**TASK DIRECTIONS:**
Present each line of the entries below that holds the word "text".

[Stored data entries]
begin
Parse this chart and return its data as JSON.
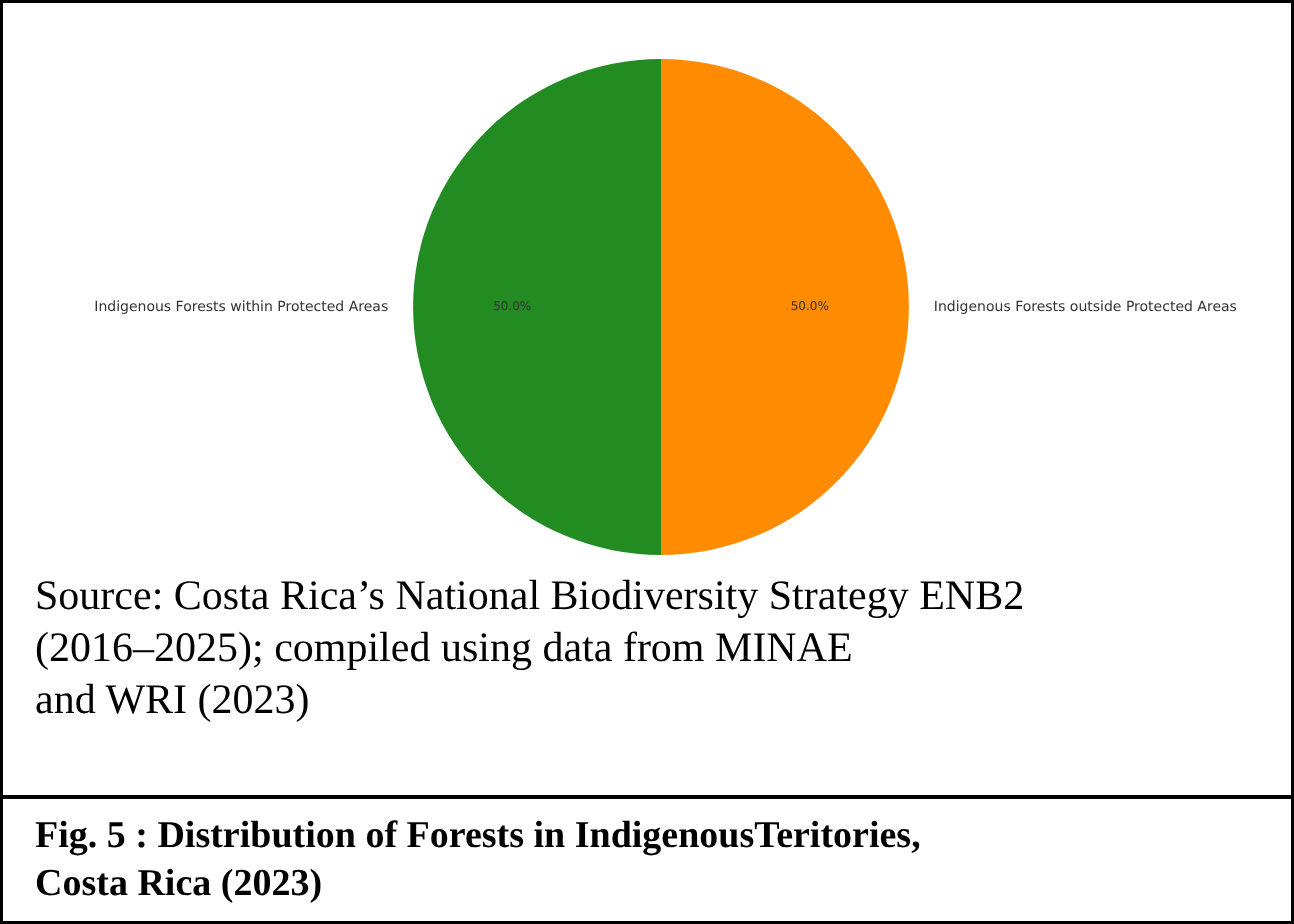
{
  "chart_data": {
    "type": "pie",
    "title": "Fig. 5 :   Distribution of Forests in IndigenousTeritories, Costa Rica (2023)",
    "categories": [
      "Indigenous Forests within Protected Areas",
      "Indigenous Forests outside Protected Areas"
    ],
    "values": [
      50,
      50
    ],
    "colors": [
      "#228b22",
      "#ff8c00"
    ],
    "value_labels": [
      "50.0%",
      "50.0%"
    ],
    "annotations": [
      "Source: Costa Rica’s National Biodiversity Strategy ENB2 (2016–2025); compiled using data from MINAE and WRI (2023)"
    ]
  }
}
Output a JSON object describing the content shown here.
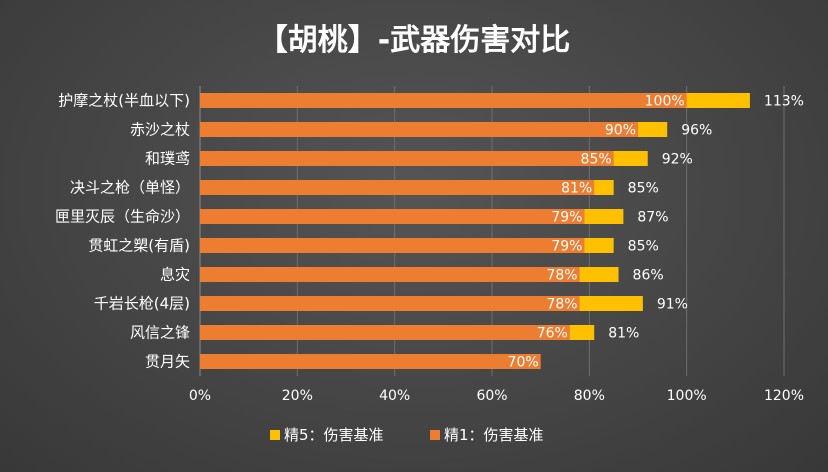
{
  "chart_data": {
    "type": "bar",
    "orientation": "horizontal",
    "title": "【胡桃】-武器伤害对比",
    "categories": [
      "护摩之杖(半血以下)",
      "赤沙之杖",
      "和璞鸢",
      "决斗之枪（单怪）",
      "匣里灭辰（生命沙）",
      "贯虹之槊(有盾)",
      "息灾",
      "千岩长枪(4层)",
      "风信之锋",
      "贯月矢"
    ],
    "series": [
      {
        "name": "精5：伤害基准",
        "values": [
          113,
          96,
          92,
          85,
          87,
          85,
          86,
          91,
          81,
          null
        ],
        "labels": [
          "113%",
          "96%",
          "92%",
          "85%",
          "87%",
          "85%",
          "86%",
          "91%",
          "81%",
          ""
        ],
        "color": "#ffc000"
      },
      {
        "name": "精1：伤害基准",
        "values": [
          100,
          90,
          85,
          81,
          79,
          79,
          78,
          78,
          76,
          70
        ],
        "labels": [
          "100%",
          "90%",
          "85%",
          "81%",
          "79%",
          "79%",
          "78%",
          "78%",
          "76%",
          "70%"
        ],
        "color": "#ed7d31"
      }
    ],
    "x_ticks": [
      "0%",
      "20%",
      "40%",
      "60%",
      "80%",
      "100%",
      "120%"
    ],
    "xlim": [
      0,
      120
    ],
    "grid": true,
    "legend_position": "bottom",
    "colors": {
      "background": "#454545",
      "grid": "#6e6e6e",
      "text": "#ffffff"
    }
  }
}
end
begin
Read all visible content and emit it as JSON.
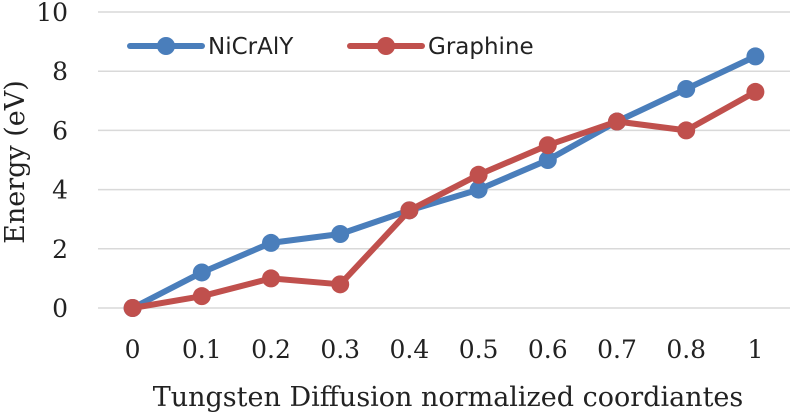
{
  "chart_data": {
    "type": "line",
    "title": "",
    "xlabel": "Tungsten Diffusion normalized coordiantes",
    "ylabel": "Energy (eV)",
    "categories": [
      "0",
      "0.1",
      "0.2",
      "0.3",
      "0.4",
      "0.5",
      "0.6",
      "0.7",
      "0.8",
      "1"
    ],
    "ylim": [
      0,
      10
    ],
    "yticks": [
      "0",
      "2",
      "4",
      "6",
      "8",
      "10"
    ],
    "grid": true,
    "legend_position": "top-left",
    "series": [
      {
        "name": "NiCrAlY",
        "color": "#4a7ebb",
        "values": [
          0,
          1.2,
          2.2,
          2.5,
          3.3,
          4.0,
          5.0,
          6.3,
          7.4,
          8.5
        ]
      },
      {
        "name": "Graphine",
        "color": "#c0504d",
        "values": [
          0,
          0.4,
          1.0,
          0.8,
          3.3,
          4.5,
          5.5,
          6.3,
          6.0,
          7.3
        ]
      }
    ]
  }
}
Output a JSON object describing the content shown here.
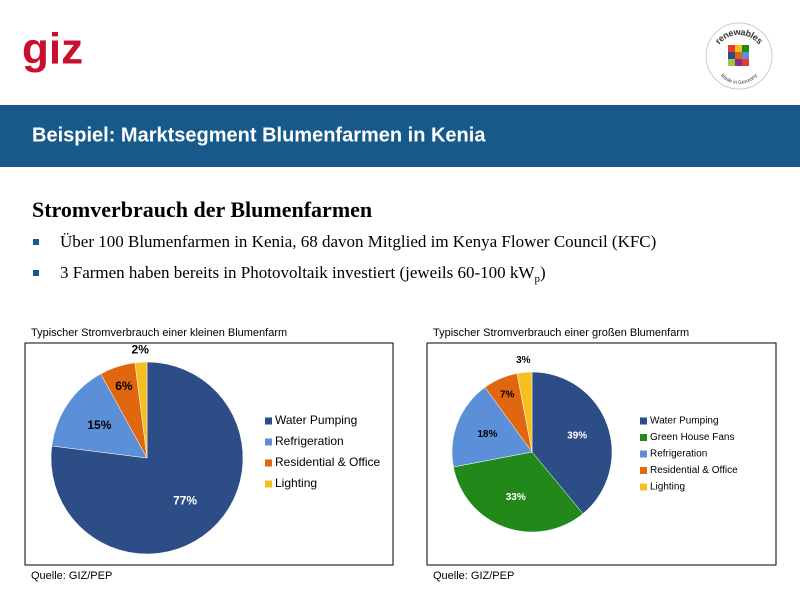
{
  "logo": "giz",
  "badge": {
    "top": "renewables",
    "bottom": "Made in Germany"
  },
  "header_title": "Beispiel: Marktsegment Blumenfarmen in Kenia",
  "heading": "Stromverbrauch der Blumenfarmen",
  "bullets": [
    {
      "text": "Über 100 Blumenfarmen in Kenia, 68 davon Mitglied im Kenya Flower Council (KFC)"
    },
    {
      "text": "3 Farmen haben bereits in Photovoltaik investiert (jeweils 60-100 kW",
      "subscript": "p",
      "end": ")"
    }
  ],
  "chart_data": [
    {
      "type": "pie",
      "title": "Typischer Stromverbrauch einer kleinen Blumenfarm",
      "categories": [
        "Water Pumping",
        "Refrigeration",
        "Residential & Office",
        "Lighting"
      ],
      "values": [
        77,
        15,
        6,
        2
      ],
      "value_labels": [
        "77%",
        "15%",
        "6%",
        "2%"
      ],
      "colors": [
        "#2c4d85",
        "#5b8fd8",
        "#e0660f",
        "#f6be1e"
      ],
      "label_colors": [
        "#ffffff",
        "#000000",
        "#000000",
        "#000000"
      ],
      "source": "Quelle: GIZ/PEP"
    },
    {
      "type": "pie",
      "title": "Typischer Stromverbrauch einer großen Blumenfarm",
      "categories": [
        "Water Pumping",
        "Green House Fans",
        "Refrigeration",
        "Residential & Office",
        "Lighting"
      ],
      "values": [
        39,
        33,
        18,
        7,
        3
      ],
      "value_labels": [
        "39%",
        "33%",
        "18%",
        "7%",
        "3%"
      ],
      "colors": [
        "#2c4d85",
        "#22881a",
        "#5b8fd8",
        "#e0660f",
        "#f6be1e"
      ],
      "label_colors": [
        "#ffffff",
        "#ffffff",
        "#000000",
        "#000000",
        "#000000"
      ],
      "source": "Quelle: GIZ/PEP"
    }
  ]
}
end
**EXERCISE SOLUTION:**
      "text": "#ffffff"
      "text": "Über 100 Blumenfarmen in Kenia, 68 davon Mitglied im Kenya Flower Council (KFC)"
      "text": "3 Farmen haben bereits in Photovoltaik investiert (jeweils 60-100 kW",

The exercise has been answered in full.